» **What is being asked**:
Set the listing down again in full, word for word, with the pictures left out.

» **Collected data**:
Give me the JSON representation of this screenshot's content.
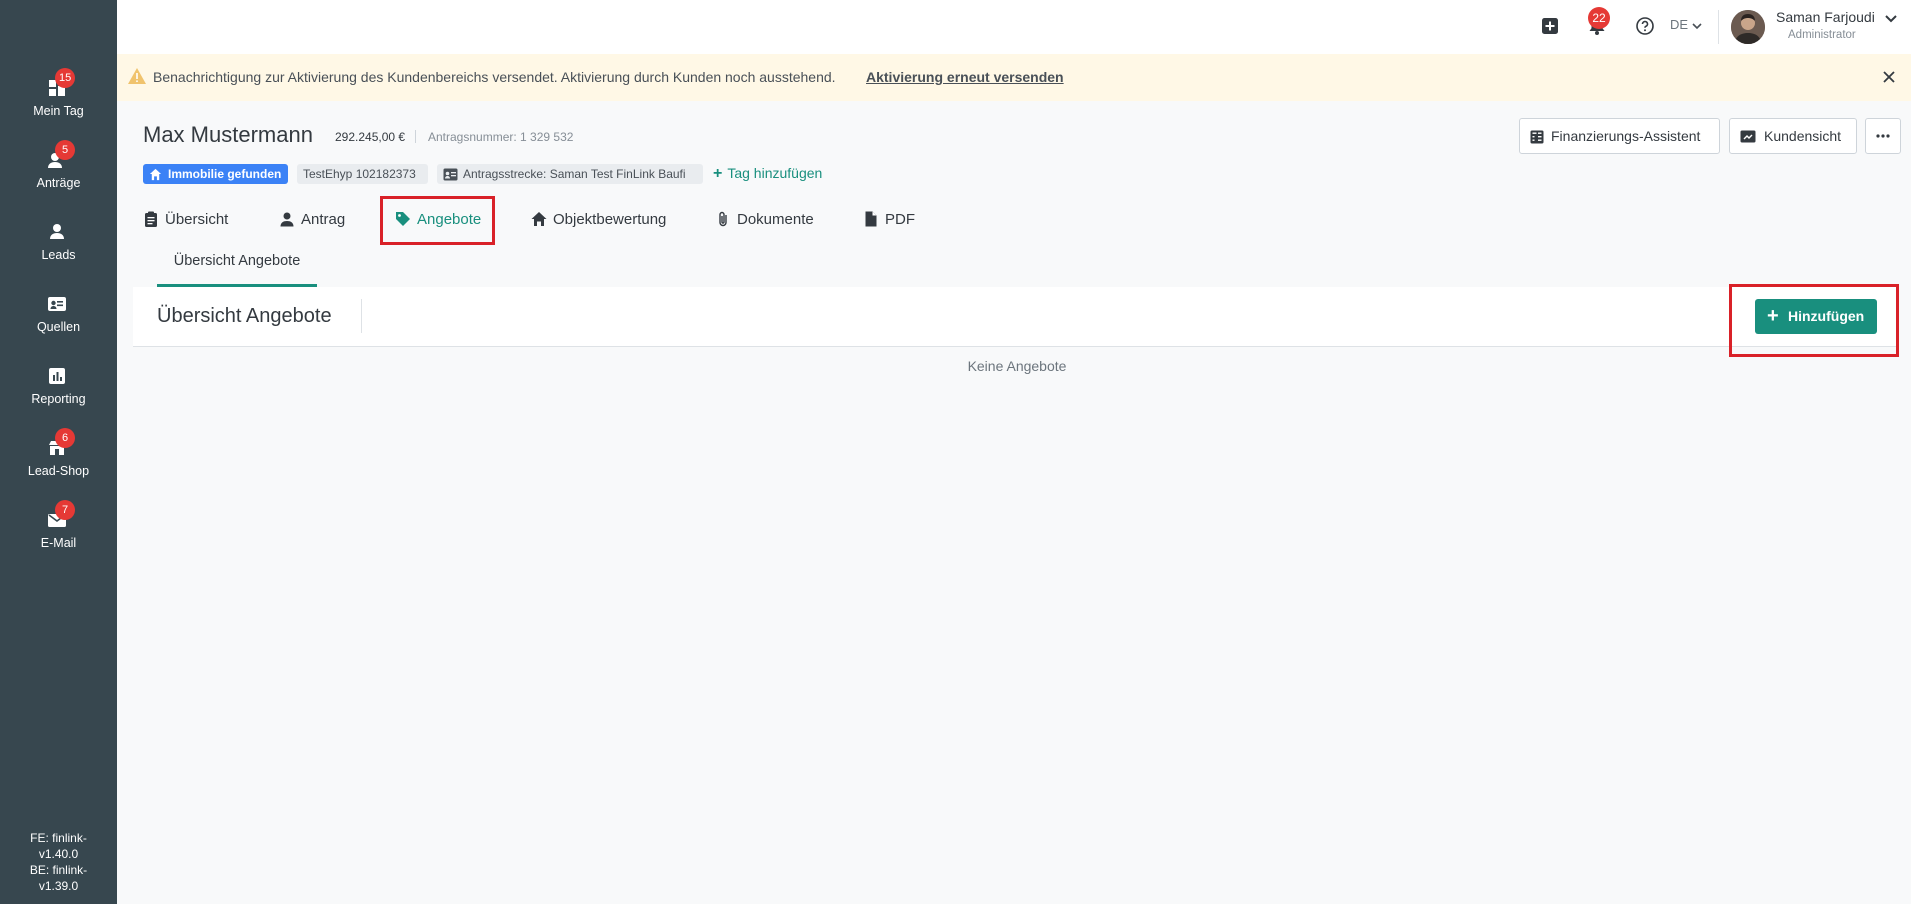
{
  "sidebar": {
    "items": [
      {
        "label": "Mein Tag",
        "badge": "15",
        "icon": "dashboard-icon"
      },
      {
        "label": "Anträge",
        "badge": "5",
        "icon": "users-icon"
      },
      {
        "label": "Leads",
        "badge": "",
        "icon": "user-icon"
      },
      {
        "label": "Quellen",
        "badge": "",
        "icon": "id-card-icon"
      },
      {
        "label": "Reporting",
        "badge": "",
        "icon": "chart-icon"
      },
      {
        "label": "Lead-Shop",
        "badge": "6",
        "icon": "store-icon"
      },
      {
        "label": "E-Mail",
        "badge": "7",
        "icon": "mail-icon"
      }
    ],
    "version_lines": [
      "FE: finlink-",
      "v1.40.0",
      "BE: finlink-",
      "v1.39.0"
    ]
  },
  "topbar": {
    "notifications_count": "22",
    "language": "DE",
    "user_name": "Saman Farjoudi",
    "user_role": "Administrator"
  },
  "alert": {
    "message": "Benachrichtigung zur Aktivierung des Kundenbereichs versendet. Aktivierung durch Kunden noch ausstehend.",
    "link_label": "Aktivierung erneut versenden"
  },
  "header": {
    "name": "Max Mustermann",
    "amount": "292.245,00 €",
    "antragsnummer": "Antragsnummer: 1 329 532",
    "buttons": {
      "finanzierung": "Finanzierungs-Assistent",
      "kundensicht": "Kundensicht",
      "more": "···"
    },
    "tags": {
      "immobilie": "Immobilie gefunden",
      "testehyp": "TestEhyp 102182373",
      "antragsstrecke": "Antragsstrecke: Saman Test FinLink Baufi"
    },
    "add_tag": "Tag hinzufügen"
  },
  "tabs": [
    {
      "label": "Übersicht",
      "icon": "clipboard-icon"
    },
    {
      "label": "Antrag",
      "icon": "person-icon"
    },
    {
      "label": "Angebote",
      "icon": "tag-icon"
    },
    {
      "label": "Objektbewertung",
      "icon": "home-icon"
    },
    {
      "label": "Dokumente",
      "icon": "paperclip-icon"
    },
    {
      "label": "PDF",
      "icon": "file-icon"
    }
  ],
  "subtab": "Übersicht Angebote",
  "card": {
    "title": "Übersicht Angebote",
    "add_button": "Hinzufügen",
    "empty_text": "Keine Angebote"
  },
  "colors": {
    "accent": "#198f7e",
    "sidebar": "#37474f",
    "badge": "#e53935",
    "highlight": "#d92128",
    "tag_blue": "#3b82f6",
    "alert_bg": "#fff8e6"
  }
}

» **Exercise solution**:
Give me the JSON representation of this screenshot's content.
{
  "sidebar": {
    "items": [
      {
        "label": "Mein Tag",
        "badge": "15",
        "icon": "dashboard-icon"
      },
      {
        "label": "Anträge",
        "badge": "5",
        "icon": "users-icon"
      },
      {
        "label": "Leads",
        "badge": "",
        "icon": "user-icon"
      },
      {
        "label": "Quellen",
        "badge": "",
        "icon": "id-card-icon"
      },
      {
        "label": "Reporting",
        "badge": "",
        "icon": "chart-icon"
      },
      {
        "label": "Lead-Shop",
        "badge": "6",
        "icon": "store-icon"
      },
      {
        "label": "E-Mail",
        "badge": "7",
        "icon": "mail-icon"
      }
    ],
    "version_lines": [
      "FE: finlink-",
      "v1.40.0",
      "BE: finlink-",
      "v1.39.0"
    ]
  },
  "topbar": {
    "notifications_count": "22",
    "language": "DE",
    "user_name": "Saman Farjoudi",
    "user_role": "Administrator"
  },
  "alert": {
    "message": "Benachrichtigung zur Aktivierung des Kundenbereichs versendet. Aktivierung durch Kunden noch ausstehend.",
    "link_label": "Aktivierung erneut versenden"
  },
  "header": {
    "name": "Max Mustermann",
    "amount": "292.245,00 €",
    "antragsnummer": "Antragsnummer: 1 329 532",
    "buttons": {
      "finanzierung": "Finanzierungs-Assistent",
      "kundensicht": "Kundensicht",
      "more": "···"
    },
    "tags": {
      "immobilie": "Immobilie gefunden",
      "testehyp": "TestEhyp 102182373",
      "antragsstrecke": "Antragsstrecke: Saman Test FinLink Baufi"
    },
    "add_tag": "Tag hinzufügen"
  },
  "tabs": [
    {
      "label": "Übersicht",
      "icon": "clipboard-icon"
    },
    {
      "label": "Antrag",
      "icon": "person-icon"
    },
    {
      "label": "Angebote",
      "icon": "tag-icon"
    },
    {
      "label": "Objektbewertung",
      "icon": "home-icon"
    },
    {
      "label": "Dokumente",
      "icon": "paperclip-icon"
    },
    {
      "label": "PDF",
      "icon": "file-icon"
    }
  ],
  "subtab": "Übersicht Angebote",
  "card": {
    "title": "Übersicht Angebote",
    "add_button": "Hinzufügen",
    "empty_text": "Keine Angebote"
  },
  "colors": {
    "accent": "#198f7e",
    "sidebar": "#37474f",
    "badge": "#e53935",
    "highlight": "#d92128",
    "tag_blue": "#3b82f6",
    "alert_bg": "#fff8e6"
  }
}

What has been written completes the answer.